Polyacrylonitrile enzyme ultrafiltration and polyamide enzyme microfiltration membranes prepared by diffusion and convection

Glucose oxidase (GOD) and catalase (CAT) were covalently immobilized onto three types of polyacrylonitrile (PAN 1, PAN 2, and PAN 3) ultrafiltration (UF) membranes with different pore sizes and one type of polyamide (PA) microfiltration (MF) membrane by the bifunctional reagent, glutaraldehyde. The initial membranes were pre-modified to generate active amide groups in the PAN membranes and active amino groups in the PA membranes. The PAN 3 membrane contained the highest amount of active groups, and the membrane PA the lowest. The modified membranes were enzyme-loaded by diffusion and convection (UF). The effect of membrane pore size and immobilization methods on enzymatic activity and bound protein were studied. The most effective immobilized system was prepared by diffusion using a PAN 3 membrane as a carrier (bound protein: 0.055 mg/cm(2), relative activity: 87.6%). This membrane had the highest pore size of all the PAN membranes. Despite the highest pore size of PA membrane, the enzyme PA membranes prepared by diffusion showed the lowest amount of bound protein (0.03 mg/cm(2)) and the lowest relative activity (35.38%). This correlates with the lowest amount of active groups found in these membranes. The relative activity was higher for all the enzyme systems loaded by diffusion. The systems prepared by convection of the enzyme solution contained higher amounts of enzymes (0.035-0.13 mg/cm(2) protein), which led to internal substrate diffusion resistance and a decrease in the GOD relative activity (21.55-68.5%) in these systems. The kinetic parameters (V,a, and Km) and the glucose conversion of the immobilized systems prepared by diffusion were also studied. (GRAPHIC) Relative activity of GOD in immobilized GOD plus CAT membranes prepared by different methods of enzyme loading: diffusion and convection (UF). The bars represent the difference between relative activities of immobilized GOD prepared by two methods for all the membranes. The enzyme activity was determined under static (a) and dynamic (b) conditions; 1 M glucose, pH 5.8, and 28 degrees C.

◆ Exercise instructions ◆
1. In the abstract, which bifunctional reagent was used to immobilize the enzymes on the membranes?
2. Please list every membrane that the abstract names as a carrier for the enzymes.
The lines that come next are separate material, unrelated to the abstract.

◆ Information given ◆
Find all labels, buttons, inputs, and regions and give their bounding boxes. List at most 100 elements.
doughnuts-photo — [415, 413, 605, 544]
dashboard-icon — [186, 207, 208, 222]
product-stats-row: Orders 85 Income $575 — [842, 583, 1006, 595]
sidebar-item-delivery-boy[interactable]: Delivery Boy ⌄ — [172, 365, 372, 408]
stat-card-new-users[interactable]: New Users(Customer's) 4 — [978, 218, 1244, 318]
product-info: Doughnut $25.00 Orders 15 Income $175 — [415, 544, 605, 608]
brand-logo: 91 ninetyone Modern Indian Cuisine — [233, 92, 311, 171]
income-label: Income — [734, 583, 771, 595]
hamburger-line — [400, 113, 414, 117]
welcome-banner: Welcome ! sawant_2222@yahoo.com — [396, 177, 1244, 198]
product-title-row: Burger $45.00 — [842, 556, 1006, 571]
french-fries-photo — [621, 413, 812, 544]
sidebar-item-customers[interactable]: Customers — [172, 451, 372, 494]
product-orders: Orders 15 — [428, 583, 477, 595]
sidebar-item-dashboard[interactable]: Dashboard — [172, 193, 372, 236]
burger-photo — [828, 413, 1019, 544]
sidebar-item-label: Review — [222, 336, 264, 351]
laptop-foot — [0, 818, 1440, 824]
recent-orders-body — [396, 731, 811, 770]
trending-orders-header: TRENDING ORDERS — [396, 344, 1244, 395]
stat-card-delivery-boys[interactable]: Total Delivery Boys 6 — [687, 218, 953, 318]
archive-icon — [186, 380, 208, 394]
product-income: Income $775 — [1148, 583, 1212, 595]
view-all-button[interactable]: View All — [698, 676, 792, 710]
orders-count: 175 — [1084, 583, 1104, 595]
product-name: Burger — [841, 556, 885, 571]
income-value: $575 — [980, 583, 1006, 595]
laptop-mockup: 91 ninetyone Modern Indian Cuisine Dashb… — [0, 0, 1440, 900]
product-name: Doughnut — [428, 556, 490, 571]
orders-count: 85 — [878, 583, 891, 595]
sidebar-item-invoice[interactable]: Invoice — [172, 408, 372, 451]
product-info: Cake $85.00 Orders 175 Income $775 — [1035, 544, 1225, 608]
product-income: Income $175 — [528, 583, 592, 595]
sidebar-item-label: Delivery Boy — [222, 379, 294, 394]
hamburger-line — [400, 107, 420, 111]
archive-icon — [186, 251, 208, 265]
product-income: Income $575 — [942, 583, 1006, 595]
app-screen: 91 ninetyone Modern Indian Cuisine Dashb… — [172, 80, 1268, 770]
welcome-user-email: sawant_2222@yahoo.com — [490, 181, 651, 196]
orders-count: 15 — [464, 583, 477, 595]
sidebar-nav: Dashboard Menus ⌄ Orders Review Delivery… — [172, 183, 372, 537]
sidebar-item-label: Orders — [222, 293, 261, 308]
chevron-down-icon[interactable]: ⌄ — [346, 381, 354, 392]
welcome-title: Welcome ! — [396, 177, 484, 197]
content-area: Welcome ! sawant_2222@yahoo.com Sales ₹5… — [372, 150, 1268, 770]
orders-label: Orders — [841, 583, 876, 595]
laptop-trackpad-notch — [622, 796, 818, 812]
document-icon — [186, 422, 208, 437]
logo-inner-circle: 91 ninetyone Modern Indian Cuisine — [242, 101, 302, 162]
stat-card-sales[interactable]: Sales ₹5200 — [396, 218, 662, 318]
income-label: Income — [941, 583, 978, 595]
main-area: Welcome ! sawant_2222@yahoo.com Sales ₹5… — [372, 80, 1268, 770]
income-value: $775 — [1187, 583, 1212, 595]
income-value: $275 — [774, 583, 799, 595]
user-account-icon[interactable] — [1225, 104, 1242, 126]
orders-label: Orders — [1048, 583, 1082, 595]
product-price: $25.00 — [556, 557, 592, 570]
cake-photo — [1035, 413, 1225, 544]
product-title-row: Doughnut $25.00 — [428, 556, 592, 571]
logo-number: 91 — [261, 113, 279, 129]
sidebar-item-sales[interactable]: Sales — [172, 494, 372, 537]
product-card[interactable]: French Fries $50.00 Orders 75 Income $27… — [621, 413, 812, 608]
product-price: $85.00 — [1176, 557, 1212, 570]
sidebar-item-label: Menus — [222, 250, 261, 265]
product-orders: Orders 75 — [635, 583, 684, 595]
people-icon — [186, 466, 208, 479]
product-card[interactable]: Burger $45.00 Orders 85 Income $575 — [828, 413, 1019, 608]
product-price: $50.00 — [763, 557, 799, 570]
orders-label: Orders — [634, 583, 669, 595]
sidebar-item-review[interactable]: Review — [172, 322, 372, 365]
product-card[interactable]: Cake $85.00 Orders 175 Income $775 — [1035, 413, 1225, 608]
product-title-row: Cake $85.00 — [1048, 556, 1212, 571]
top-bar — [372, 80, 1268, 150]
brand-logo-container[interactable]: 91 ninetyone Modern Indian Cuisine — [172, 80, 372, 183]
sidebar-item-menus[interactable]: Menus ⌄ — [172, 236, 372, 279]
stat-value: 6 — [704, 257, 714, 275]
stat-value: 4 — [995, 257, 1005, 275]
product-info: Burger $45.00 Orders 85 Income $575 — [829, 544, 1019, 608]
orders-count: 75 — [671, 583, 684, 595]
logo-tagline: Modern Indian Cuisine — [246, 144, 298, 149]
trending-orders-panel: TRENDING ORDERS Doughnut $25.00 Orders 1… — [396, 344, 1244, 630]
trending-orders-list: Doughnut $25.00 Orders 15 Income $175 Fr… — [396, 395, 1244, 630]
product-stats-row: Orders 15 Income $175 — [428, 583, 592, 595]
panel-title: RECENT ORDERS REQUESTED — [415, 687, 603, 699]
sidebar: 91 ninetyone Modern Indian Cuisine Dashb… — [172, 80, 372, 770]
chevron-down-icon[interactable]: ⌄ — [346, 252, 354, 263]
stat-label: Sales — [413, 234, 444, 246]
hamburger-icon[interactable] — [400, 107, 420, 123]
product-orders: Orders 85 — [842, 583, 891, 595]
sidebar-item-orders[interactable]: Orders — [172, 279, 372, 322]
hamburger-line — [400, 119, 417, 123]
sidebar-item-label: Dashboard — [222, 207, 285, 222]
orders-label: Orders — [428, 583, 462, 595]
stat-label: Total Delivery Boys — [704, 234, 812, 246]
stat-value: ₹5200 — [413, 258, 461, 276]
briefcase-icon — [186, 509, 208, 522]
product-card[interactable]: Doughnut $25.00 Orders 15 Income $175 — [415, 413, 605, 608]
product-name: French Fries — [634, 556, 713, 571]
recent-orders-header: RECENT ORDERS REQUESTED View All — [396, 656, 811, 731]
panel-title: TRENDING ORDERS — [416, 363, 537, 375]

◆ Answers for the exercise ◆
1. Glutaraldehyde.

2.
- PAN 1 (polyacrylonitrile ultrafiltration membrane)
- PAN 2 (polyacrylonitrile ultrafiltration membrane)
- PAN 3 (polyacrylonitrile ultrafiltration membrane)
- PA (polyamide microfiltration membrane)